## Job
Without the pictures, set down every line of the data exactly.

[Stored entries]
──────

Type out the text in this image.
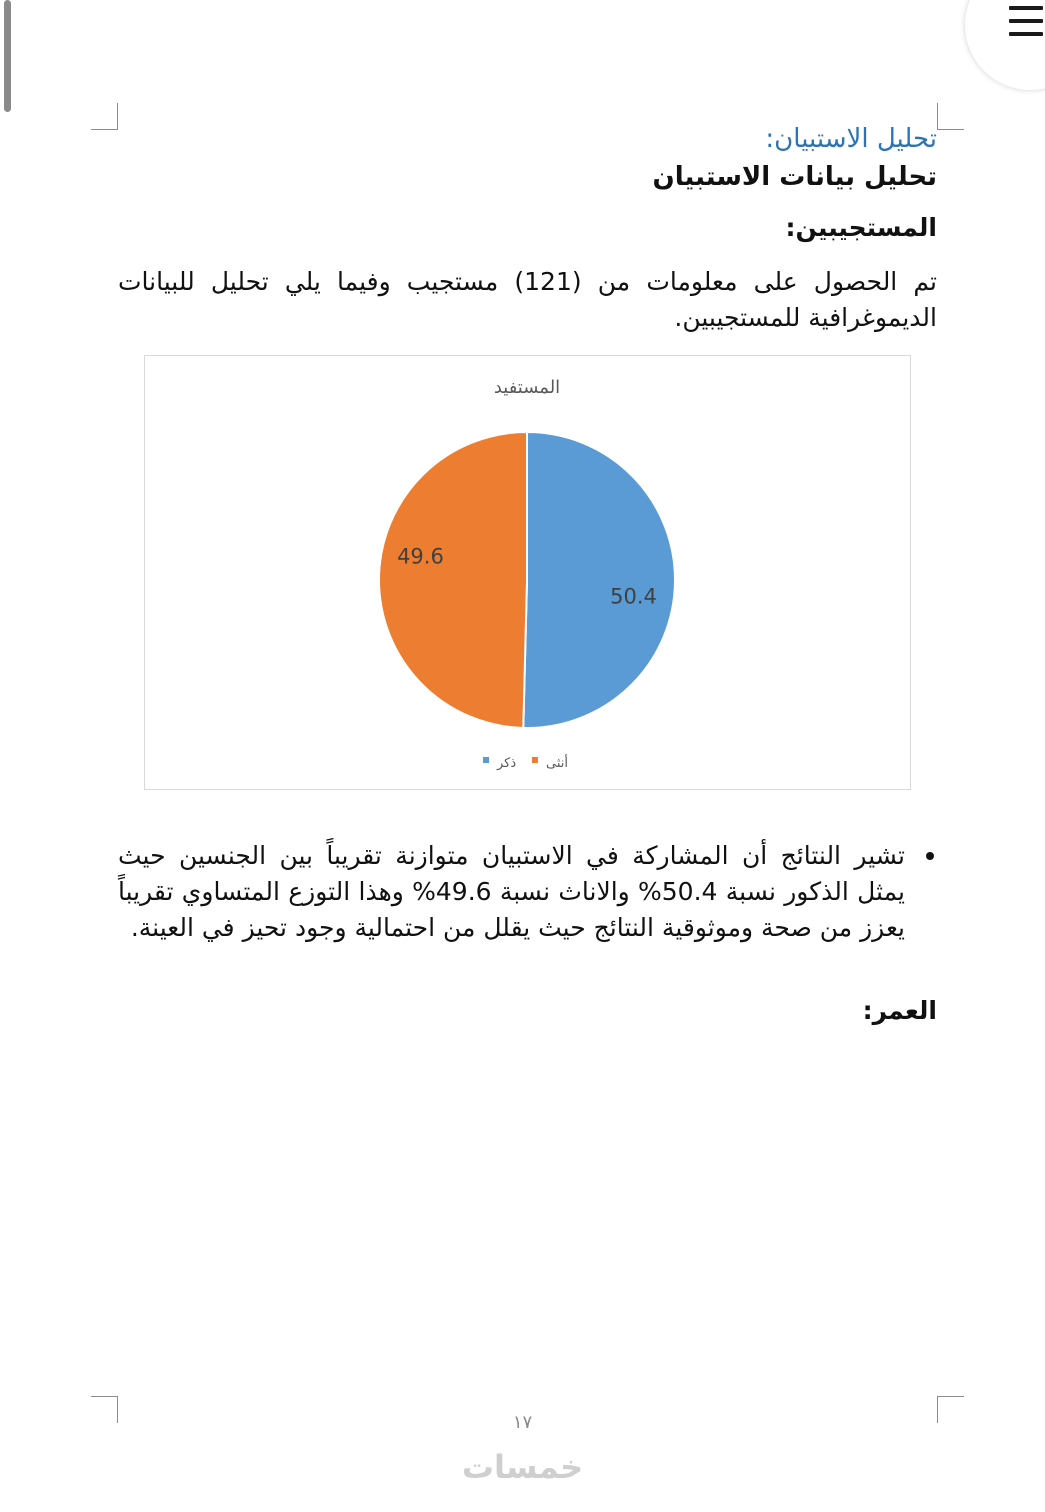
تحليل الاستبيان:
تحليل بيانات الاستبيان
المستجيبين:
تم الحصول على معلومات من (121) مستجيب وفيما يلي تحليل للبيانات الديموغرافية للمستجيبين.
المستفيد
50.4
49.6
ذكر أنثى
تشير النتائج أن المشاركة في الاستبيان متوازنة تقريباً بين الجنسين حيث يمثل الذكور نسبة 50.4% والاناث نسبة 49.6% وهذا التوزع المتساوي تقريباً يعزز من صحة وموثوقية النتائج حيث يقلل من احتمالية وجود تحيز في العينة.
العمر:
١٧
خمسات
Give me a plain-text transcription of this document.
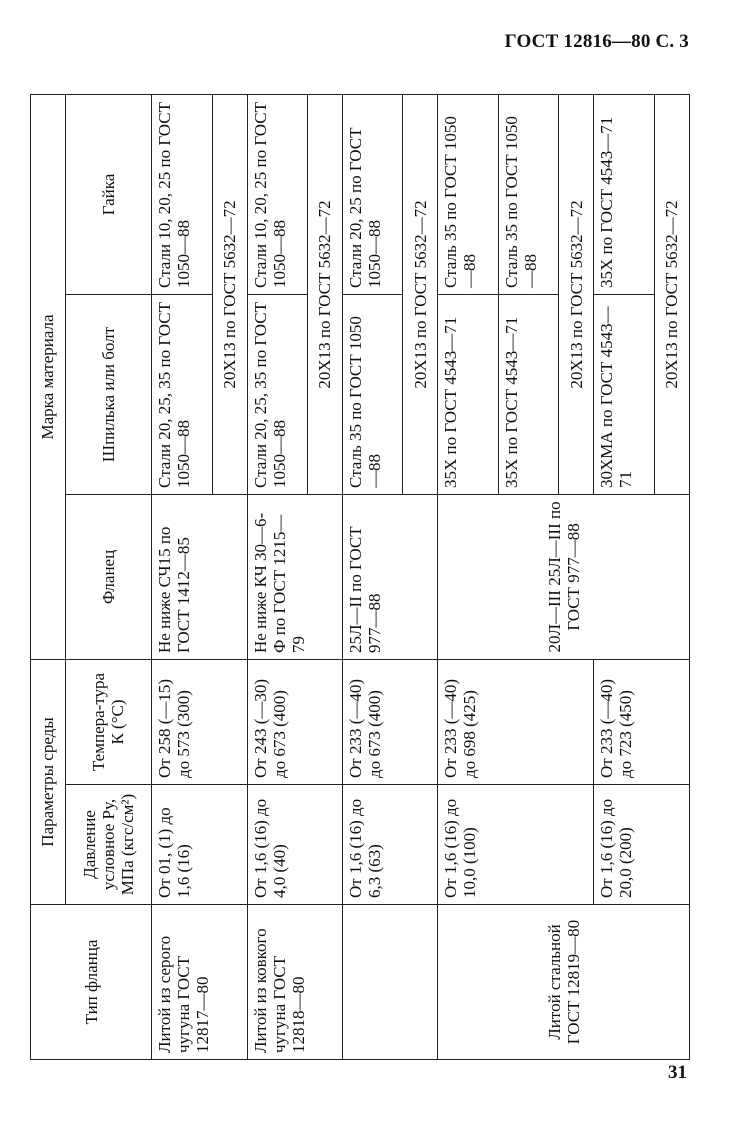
ГОСТ 12816—80 С. 3
Тип фланца	Параметры среды		Марка материала		
	Давление условное Pу, МПа (кгс/см²)	Темпера-тура К (°С)	Фланец	Шпилька или болт	Гайка
Литой из серого чугуна ГОСТ 12817—80	От 01, (1) до 1,6 (16)	От 258 (—15) до 573 (300)	Не ниже СЧ15 по ГОСТ 1412—85	Стали 20, 25, 35 по ГОСТ 1050—88	Стали 10, 20, 25 по ГОСТ 1050—88
				20Х13 по ГОСТ 5632—72	
Литой из ковкого чугуна ГОСТ 12818—80	От 1,6 (16) до 4,0 (40)	От 243 (—30) до 673 (400)	Не ниже КЧ 30—6-Ф по ГОСТ 1215—79	Стали 20, 25, 35 по ГОСТ 1050—88	Стали 10, 20, 25 по ГОСТ 1050—88
				20Х13 по ГОСТ 5632—72	
	От 1,6 (16) до 6,3 (63)	От 233 (—40) до 673 (400)	25Л—II по ГОСТ 977—88	Сталь 35 по ГОСТ 1050—88	Стали 20, 25 по ГОСТ 1050—88
				20Х13 по ГОСТ 5632—72	
Литой стальной ГОСТ 12819—80	От 1,6 (16) до 10,0 (100)	От 233 (—40) до 698 (425)	20Л—III 25Л—III по ГОСТ 977—88	35Х по ГОСТ 4543—71	Сталь 35 по ГОСТ 1050—88
				35Х по ГОСТ 4543—71	Сталь 35 по ГОСТ 1050—88
				20Х13 по ГОСТ 5632—72	
	От 1,6 (16) до 20,0 (200)	От 233 (—40) до 723 (450)		30ХМА по ГОСТ 4543—71	35Х по ГОСТ 4543—71
				20Х13 по ГОСТ 5632—72	
31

──────

## The result
Type out the text in this image.
تحليل الاستبيان:
تحليل بيانات الاستبيان
المستجيبين:
تم الحصول على معلومات من (121) مستجيب وفيما يلي تحليل للبيانات الديموغرافية للمستجيبين.
المستفيد
50.4
49.6
ذكر أنثى
تشير النتائج أن المشاركة في الاستبيان متوازنة تقريباً بين الجنسين حيث يمثل الذكور نسبة 50.4% والاناث نسبة 49.6% وهذا التوزع المتساوي تقريباً يعزز من صحة وموثوقية النتائج حيث يقلل من احتمالية وجود تحيز في العينة.
العمر:
١٧
خمسات
Give me a plain-text transcription of this document.
ГОСТ 12816—80 С. 3
Тип фланца	Параметры среды		Марка материала		
	Давление условное Pу, МПа (кгс/см²)	Темпера-тура К (°С)	Фланец	Шпилька или болт	Гайка
Литой из серого чугуна ГОСТ 12817—80	От 01, (1) до 1,6 (16)	От 258 (—15) до 573 (300)	Не ниже СЧ15 по ГОСТ 1412—85	Стали 20, 25, 35 по ГОСТ 1050—88	Стали 10, 20, 25 по ГОСТ 1050—88
				20Х13 по ГОСТ 5632—72	
Литой из ковкого чугуна ГОСТ 12818—80	От 1,6 (16) до 4,0 (40)	От 243 (—30) до 673 (400)	Не ниже КЧ 30—6-Ф по ГОСТ 1215—79	Стали 20, 25, 35 по ГОСТ 1050—88	Стали 10, 20, 25 по ГОСТ 1050—88
				20Х13 по ГОСТ 5632—72	
	От 1,6 (16) до 6,3 (63)	От 233 (—40) до 673 (400)	25Л—II по ГОСТ 977—88	Сталь 35 по ГОСТ 1050—88	Стали 20, 25 по ГОСТ 1050—88
				20Х13 по ГОСТ 5632—72	
Литой стальной ГОСТ 12819—80	От 1,6 (16) до 10,0 (100)	От 233 (—40) до 698 (425)	20Л—III 25Л—III по ГОСТ 977—88	35Х по ГОСТ 4543—71	Сталь 35 по ГОСТ 1050—88
				35Х по ГОСТ 4543—71	Сталь 35 по ГОСТ 1050—88
				20Х13 по ГОСТ 5632—72	
	От 1,6 (16) до 20,0 (200)	От 233 (—40) до 723 (450)		30ХМА по ГОСТ 4543—71	35Х по ГОСТ 4543—71
				20Х13 по ГОСТ 5632—72	
31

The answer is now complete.